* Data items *
§
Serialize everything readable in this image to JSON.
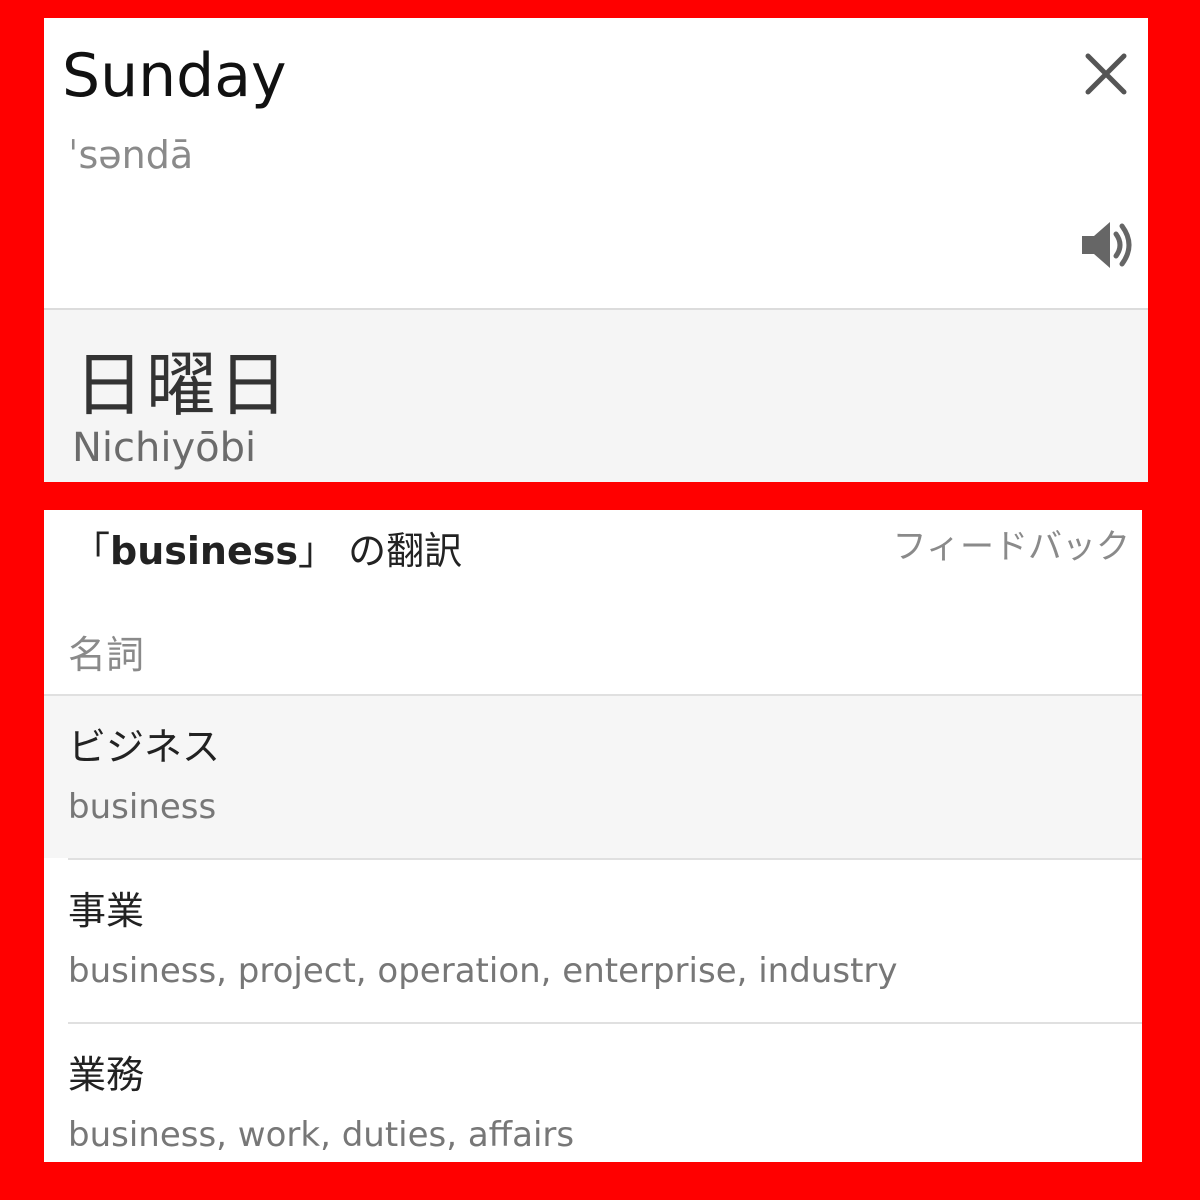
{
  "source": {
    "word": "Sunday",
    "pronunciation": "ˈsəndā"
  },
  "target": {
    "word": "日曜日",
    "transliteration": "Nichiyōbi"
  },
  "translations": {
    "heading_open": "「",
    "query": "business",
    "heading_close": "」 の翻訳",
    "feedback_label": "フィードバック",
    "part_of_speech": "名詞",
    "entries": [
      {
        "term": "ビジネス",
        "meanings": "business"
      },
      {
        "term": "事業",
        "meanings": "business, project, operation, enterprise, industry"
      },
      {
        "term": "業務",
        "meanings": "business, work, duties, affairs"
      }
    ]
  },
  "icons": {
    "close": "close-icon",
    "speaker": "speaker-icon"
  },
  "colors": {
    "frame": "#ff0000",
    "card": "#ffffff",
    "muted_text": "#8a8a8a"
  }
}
§
* Set exercise *
Output the full set of records above without changing a word, and drop the images.

* Answer to the task *
Serialize everything readable in this image to JSON.
{
  "source": {
    "word": "Sunday",
    "pronunciation": "ˈsəndā"
  },
  "target": {
    "word": "日曜日",
    "transliteration": "Nichiyōbi"
  },
  "translations": {
    "heading_open": "「",
    "query": "business",
    "heading_close": "」 の翻訳",
    "feedback_label": "フィードバック",
    "part_of_speech": "名詞",
    "entries": [
      {
        "term": "ビジネス",
        "meanings": "business"
      },
      {
        "term": "事業",
        "meanings": "business, project, operation, enterprise, industry"
      },
      {
        "term": "業務",
        "meanings": "business, work, duties, affairs"
      }
    ]
  },
  "icons": {
    "close": "close-icon",
    "speaker": "speaker-icon"
  },
  "colors": {
    "frame": "#ff0000",
    "card": "#ffffff",
    "muted_text": "#8a8a8a"
  }
}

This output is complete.